SASARAN TUGAS:
a) Jawablah pertanyaan berikut berdasarkan teks tentang fungsi bahasa.
(i) Menurut teks itu, untuk apa bahasa dapat digunakan dalam fungsi regulatory?
(ii) Berapa subfungsi bernomor yang disebutkan untuk fungsi direktif?
(iii) Fungsi mana yang memiliki subfungsi untuk menyapa pada saat berpapasan dengan mitra tutur?
b) Tuliskan bagian berikutnya dari teks tentang fungsi bahasa, dimulai setelah kalimat terakhirnya.

TEKS YANG DIBERIKAN:
2. Fungsi transaksional. Adalah bahwa bahasa dipakai untuk mengadakan hubungan antara seseorang dengan orang lain.
3. Fungsi interaksional. Adalah bahwa bahasa dapat digunakan untuk saling berhubungan satu dengan yang lain dalam segala keperluan.
4. Fungsi komisif. Adalah bahwa bahasa dapat digunakan untuk menyatakan kesanggupan atau tidak sanggupana mengenai sesuatu dengan orang lain. Fungsi komisif ini memiliki subfungsi seperti (1) untuk menolak secar langsung, (2) untuk menolak secara tidak langsung, (3) untuk menyatakan kesanggupan, (4) untuk menyatakan ketidaksanggupan, (5) untuk menyetujui, dan sebagainya.
5. Fungsi direktif. Adalah bahwa dapat digunakan untuk mengajukan saran, membujuk, permintaan, meyakinkan orang lain dan sebagainya. Fungsi direktif ini memiliki subfungsi seperti : (1) untuk meyakinkan, (2) untuk memberi kritik, (3) untuk mengharapkan sesuatu, (4) untuk membujuk, (5) untuk memberi saran, (6) untuk memerintah secara tidak langsung, dan sebagainya.
6. Fungsi konatif. Adalahh bahwa bahasa dapat digunakan untuk mencairkan pembicaraan antara penutut dengan mitra tutur. Fungsi konatif memiliki subfungsi seperti (1) menanyakan konsidi, (2) untuk menyapa pada saat berpapasan dengan mitra tutur, dan sebagainya.
7. Fungsi ekspresif. Adalah bahwa bahasa dpat digunakan untuk mengungkapkan perasaan, suasana hati, masalah pribadi. Fungsi ekspresif ini memiliki subfungsi seperti (1) untuk mengungkapkan kekecewaan, (2) menyatakan pendapat pribadi, (3) menyatakan sikap pribadi, (4) menyatakan pengalaman pribadi, dan sebagainya.
8. Fungsi regulatory. Adalah bahwa bahasa dapat digunakan untuk mengontrol sesuatu peristiwa.

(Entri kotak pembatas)
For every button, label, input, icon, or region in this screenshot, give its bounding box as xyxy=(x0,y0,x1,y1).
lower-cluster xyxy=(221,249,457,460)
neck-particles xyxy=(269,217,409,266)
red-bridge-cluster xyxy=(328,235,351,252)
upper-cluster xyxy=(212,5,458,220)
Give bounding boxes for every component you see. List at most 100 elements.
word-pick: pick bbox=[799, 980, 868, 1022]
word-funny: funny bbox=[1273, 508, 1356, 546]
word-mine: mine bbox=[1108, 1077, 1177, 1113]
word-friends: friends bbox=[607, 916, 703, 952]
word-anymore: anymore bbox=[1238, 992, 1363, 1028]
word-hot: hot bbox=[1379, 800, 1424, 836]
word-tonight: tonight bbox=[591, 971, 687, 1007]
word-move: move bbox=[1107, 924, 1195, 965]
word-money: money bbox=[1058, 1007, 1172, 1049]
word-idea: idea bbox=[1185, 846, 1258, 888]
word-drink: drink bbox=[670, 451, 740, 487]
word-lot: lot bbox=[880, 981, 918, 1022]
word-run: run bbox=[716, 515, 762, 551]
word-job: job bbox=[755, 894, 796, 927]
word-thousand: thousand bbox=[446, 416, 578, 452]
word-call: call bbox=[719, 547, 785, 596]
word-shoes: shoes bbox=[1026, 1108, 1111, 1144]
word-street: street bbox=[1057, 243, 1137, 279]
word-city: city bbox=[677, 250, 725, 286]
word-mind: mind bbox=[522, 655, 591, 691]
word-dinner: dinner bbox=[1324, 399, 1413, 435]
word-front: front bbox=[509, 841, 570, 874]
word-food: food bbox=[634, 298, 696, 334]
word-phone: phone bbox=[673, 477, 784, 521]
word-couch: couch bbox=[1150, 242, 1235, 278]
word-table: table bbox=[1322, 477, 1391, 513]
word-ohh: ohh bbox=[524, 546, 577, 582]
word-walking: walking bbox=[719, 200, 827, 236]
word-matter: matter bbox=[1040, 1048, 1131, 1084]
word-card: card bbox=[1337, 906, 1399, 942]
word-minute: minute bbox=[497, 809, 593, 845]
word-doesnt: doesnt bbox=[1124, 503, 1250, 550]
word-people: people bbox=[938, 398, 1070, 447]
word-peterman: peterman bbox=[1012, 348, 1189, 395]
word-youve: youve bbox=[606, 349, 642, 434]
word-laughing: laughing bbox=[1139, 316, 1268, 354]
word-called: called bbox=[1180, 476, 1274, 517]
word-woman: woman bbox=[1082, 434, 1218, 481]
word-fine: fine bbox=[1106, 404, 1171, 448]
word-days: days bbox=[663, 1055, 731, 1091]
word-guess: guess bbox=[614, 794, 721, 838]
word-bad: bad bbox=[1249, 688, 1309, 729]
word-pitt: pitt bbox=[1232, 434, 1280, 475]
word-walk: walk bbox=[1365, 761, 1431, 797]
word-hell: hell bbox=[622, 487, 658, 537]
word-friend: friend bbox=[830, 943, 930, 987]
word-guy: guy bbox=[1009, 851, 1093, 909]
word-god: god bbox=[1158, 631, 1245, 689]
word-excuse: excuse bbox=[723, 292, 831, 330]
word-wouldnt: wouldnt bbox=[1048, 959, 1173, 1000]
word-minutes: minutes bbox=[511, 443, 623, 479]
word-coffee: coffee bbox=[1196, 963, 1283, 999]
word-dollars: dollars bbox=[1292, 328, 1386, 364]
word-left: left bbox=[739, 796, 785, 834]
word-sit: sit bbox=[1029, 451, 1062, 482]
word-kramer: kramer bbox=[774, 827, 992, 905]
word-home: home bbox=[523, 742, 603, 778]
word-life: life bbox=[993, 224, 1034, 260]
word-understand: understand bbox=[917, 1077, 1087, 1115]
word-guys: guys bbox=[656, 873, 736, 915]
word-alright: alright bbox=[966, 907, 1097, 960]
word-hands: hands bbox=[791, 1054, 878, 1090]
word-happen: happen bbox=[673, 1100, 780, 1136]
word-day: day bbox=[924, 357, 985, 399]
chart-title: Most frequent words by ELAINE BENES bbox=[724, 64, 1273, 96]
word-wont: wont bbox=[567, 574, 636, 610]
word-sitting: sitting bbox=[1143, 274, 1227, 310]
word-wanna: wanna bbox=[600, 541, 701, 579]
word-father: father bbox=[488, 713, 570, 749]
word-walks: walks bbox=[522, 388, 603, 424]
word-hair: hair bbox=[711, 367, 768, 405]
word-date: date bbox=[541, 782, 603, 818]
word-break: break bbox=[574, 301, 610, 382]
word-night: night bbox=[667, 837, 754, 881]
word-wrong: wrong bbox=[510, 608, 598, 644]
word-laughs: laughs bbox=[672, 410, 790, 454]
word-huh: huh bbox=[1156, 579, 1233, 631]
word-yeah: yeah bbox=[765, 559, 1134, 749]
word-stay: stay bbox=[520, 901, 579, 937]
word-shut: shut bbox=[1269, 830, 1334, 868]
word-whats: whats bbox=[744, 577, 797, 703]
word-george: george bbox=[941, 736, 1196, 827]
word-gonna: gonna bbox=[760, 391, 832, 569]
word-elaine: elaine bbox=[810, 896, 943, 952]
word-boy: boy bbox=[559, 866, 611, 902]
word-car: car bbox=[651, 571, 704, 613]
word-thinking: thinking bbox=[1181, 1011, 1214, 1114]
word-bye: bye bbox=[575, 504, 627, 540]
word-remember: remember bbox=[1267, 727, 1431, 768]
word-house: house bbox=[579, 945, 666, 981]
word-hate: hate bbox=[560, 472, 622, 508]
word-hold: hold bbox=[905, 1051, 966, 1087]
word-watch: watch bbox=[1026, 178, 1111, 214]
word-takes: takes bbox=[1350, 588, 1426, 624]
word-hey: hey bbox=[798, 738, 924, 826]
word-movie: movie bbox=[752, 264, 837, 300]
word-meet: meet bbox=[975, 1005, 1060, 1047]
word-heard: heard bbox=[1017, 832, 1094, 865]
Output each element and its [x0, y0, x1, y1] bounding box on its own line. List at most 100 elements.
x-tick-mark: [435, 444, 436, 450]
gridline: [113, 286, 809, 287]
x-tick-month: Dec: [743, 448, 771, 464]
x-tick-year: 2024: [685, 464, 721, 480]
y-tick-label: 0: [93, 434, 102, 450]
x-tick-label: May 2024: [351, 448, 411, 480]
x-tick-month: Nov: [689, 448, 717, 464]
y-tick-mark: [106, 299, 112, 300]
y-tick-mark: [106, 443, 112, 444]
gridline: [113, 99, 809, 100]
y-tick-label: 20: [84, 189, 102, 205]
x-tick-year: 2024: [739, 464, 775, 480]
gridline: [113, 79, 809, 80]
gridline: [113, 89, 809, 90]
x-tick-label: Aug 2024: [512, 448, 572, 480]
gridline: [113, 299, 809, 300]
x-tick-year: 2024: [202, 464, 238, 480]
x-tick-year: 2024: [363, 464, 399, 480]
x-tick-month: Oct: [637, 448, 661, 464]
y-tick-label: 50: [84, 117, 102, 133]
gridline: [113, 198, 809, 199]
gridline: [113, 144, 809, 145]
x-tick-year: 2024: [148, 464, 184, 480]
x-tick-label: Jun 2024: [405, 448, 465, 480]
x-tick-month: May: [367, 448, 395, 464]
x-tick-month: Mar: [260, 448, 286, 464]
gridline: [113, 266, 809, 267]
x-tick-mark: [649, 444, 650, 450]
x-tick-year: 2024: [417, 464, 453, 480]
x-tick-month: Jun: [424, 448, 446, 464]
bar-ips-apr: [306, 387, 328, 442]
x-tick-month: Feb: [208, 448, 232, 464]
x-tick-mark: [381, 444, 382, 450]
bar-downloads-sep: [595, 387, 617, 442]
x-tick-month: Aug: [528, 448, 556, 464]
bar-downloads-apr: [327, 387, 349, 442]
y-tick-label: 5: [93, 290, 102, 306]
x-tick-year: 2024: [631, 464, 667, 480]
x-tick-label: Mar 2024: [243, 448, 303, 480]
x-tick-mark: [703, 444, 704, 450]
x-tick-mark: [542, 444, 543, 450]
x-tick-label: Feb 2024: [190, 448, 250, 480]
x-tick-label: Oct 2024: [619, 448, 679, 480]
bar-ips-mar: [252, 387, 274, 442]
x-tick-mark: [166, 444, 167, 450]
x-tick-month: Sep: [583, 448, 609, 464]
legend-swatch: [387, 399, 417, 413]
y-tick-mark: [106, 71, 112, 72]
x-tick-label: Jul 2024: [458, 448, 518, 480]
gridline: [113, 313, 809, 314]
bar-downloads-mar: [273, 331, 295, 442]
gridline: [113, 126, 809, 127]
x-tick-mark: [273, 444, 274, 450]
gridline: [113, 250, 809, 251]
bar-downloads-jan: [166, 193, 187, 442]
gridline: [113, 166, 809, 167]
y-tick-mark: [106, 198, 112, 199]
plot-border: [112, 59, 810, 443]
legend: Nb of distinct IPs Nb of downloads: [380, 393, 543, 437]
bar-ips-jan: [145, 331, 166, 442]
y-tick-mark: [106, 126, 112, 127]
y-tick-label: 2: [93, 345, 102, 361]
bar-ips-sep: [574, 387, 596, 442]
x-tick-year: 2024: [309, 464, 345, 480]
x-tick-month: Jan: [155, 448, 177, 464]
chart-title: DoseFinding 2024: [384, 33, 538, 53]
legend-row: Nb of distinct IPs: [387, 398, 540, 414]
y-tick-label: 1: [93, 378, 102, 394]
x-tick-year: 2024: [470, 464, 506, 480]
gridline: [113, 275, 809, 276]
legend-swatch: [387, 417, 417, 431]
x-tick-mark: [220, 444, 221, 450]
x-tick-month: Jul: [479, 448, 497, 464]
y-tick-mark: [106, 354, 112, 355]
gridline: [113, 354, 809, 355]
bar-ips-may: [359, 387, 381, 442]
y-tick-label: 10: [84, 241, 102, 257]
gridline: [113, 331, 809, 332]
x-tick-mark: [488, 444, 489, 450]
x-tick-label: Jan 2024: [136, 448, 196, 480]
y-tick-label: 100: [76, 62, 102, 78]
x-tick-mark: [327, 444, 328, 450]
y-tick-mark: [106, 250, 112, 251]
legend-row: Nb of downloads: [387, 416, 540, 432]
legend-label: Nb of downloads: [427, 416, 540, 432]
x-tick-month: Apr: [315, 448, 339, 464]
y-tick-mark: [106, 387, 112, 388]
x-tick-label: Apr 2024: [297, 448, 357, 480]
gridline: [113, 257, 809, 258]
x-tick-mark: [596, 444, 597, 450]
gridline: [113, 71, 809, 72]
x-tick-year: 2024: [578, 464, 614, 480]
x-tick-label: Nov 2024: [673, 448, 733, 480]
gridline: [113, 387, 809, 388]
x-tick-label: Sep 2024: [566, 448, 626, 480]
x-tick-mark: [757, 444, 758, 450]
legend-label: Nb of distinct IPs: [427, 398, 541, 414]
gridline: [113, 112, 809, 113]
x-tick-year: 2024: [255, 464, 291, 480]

HASIL TIAP TUGAS:
a)
(i) Bahasa dapat digunakan untuk mengontrol sesuatu peristiwa.
(ii) Ada enam subfungsi bernomor.
(iii) Fungsi konatif.

b)
9. Fungsi heuristik. Adalah bahwa bahasa dapat digunakan untuk mengenal lingkungan seperti anak kecil ingin mengenal sesuatu yang belum dikenal sebelumnya.
10. Fungsi intrumental. Adalah bahwa bahasa dapat digunakan untuk memanipulasi lingkungan sehingga terjadi sesuatu peristiwa.
11. Fungsi imajinatif. Adalah bahwa bahasa dapat digunakan untuk menciptakan ide-ide yang bersifat imajiner dan mengandung keindahan.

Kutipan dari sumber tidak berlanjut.